Data records
++++++++++

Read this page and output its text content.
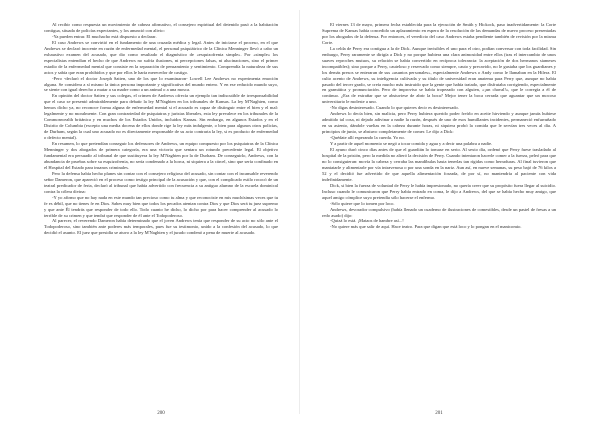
Al recibir como respuesta un movimiento de cabeza afirmativo, el consejero espiritual del detenido pasó a la habitación contigua, situada de policías expectantes, y los anunció con alivio:

-Ya pueden entrar. El muchacho está dispuesto a declarar.

El caso Andrews se convirtió en el fundamento de una cruzada médica y legal. Antes de iniciarse el proceso, en el que Andrews se declaró inocente en razón de enfermedad mental, el personal psiquiátrico de la Clínica Menninger llevó a cabo un exhaustivo examen del acusado, que dio como resultado el diagnóstico de «esquizofrenia simple». Por «simple» los especialistas entendían el hecho de que Andrews no sufría ilusiones, ni percepciones falsas, ni alucinaciones, sino el primer estadio de la enfermedad mental que consiste en la separación de pensamiento y sentimiento. Comprendía la naturaleza de sus actos y sabía que eran prohibidos y que por ellos le haría merecedor de castigo.

-Pero -declaró el doctor Joseph Satten, uno de los que lo examinaron- Lowell Lee Andrews no experimenta emoción alguna. Se considera a sí mismo la única persona importante y significativa del mundo entero. Y en ese reducido mundo suyo, se siente con igual derecho a matar a su madre como a un animal o a una mosca.

En opinión del doctor Satten y sus colegas, el crimen de Andrews ofrecía un ejemplo tan indiscutible de irresponsabilidad que el caso se presentó admirablemente para debatir la ley M'Naghten en los tribunales de Kansas. La ley M'Naghten, como hemos dicho ya, no reconoce forma alguna de enfermedad mental si el acusado es capaz de distinguir entre el bien y el mal: legalmente y no moralmente. Con gran contrariedad de psiquiatras y juristas liberales, esta ley prevalece en los tribunales de la Commonwealth británica y en muchos de los Estados Unidos, incluidos Kansas. Sin embargo, en algunos Estados y en el Distrito de Columbia (excepto una media docena de ellos donde rige la ley más indulgente, o bien para algunos otros policías, de Durham, según la cual uno acusado no es directamente responsable de su acto contraria la ley, si es producto de enfermedad o defecto mental).

En resumen, lo que pretendían conseguir los defensores de Andrews, un equipo compuesto por los psiquiatras de la Clínica Menninger y dos abogados de primera categoría, era una victoria que sentara un rotundo precedente legal. El objetivo fundamental era persuadir al tribunal de que sustituyera la ley M'Naghten por la de Durham. De conseguirlo, Andrews, con la abundancia de pruebas sobre su esquizofrenia, no sería condenado a la horca, ni siquiera a la cárcel, sino que sería confinado en el Hospital del Estado para insanos criminales.

Pero la defensa había hecho planes sin contar con el consejero religioso del acusado, sin contar con el incansable reverendo señor Dameron, que apareció en el proceso como testigo principal de la acusación y que, con el complicado estilo rococó de un teatral predicador de feria, declaró al tribunal que había advertido con frecuencia a su antiguo alumno de la escuela dominical contra la cólera divina:

-Y yo afirmo que no hay nada en este mundo tan precioso como tu alma y que reconociste en mis muchísimas veces que tu fe es débil, que no tienes fe en Dios. Sabes muy bien que todos los pecados atentan contra Dios y que Dios será tu juez supremo y que ante Él tendrás que responder de todo ello. Todo cuanto he dicho, lo dicho por para hacer comprender al acusado lo terrible de su crimen y que tendrá que responder de él ante el Todopoderoso.

Al parecer, el reverendo Dameron había determinado que el joven Andrews tenía que responder de su acto no sólo ante el Todopoderoso, sino también ante poderes más temporales, pues fue su testimonio, unido a la confesión del acusado, lo que decidió el asunto. El juez que presidía se atuvo a la ley M'Naghten y el jurado condenó a pena de muerte al acusado.

El viernes 13 de mayo, primera fecha establecida para la ejecución de Smith y Hickock, paso inadvertidamente: la Corte Suprema de Kansas había concedido un aplazamiento en espera de la resolución de las demandas de nuevo proceso presentadas por los abogados de la defensa. Por entonces, el veredicto del caso Andrews estaba pendiente también de revisión por la misma Corte.

La celda de Perry era contigua a la de Dick. Aunque invisibles el uno para el otro, podían conversar con toda facilidad. Sin embargo, Perry raramente se dirigía a Dick y no porque hubiera una clara animosidad entre ellos (tras el intercambio de unos suaves reproches mutuos, su relación se había convertido en recíproca tolerancia: la aceptación de dos hermanos siameses incompatibles); sino porque a Perry, cauteloso y reservado como siempre, cauto y precavido, no le gustaba que los guardianes y los demás presos se enteraran de sus «asuntos personales», especialmente Andrews o Andy como le llamaban en la Hilera. El culto acento de Andrews, su inteligencia cultivada y su título de universidad eran anatema para Perry que, aunque no había pasado del tercer grado, se creía mucho más instruido que la gente que había tratado, que disfrutaba corrigiendo, especialmente en gramática y pronunciación. Pero de improviso se había tropezado con alguien, «¡un chaval!», que le corregía a él de continuo. ¿Era de extrañar que se abstuviese de abrir la boca? Mejor tener la boca cerrada que aguantar que un mocoso universitario le moleste a uno.

-No digas desinteresado. Cuando lo que quieres decir es desinteresado.

Andrews lo decía bien, sin malicia, pero Perry hubiera querido poder freírlo en aceite hirviendo y aunque jamás hubiese admitido tal cosa, ni dejado adivinar a nadie la razón, después de uno de esos humillantes incidentes, permaneció enfurruñado en su asiento, dándole vueltas en la cabeza durante horas, ni siquiera probó la comida que le servían tres veces al día. A principios de junio, se abstuvo completamente de comer. Le dijo a Dick:

-Quédate allí esperando la cuerda. Yo no.

Y a partir de aquel momento se negó a tocar comida y agua y a decir una palabra a nadie.

El ayuno duró cinco días antes de que el guardián lo tomase en serio. Al sexto día, ordenó que Perry fuese trasladado al hospital de la prisión, pero la medida no alteró la decisión de Perry. Cuando intentaron hacerle comer a la fuerza, peleó para que no lo consiguieran: movía la cabeza y cerraba las mandíbulas hasta tenerlas tan rígidas como herraduras. Al final tuvieron que maniatarle y alimentarle por vía intravenosa o por una sonda en la nariz. Aun así, en nueve semanas, su peso bajó de 76 kilos a 52 y el decidió fue advertido de que aquella alimentación forzada, de por sí, no mantendría al paciente con vida indefinidamente.

Dick, si bien la fuerza de voluntad de Perry le había impresionado, no quería creer que su propósito fuera llegar al suicidio. Incluso cuando le comunicaron que Perry había entrado en coma, le dijo a Andrews, del que se había hecho muy amigo, que aquel amigo cómplice suyo pretendía sólo hacerse el enfermo.

-Sólo quiere que lo tomen por loco.

Andrews, devorador compulsivo (había llenado un cuaderno de ilustraciones de comestibles, desde un pastel de fresas a un redo asado) dijo:

-Quizá lo está. ¡Mataos de hambre así...!

-No quiere más que salir de aquí. Hace teatro. Para que digan que está loco y lo pongan en el manicomio.

200	201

++++++++++

#### [What is needed]
In the listing above, count each line that holds the string "loco". Give the number only.

#### [Answer to the task]
2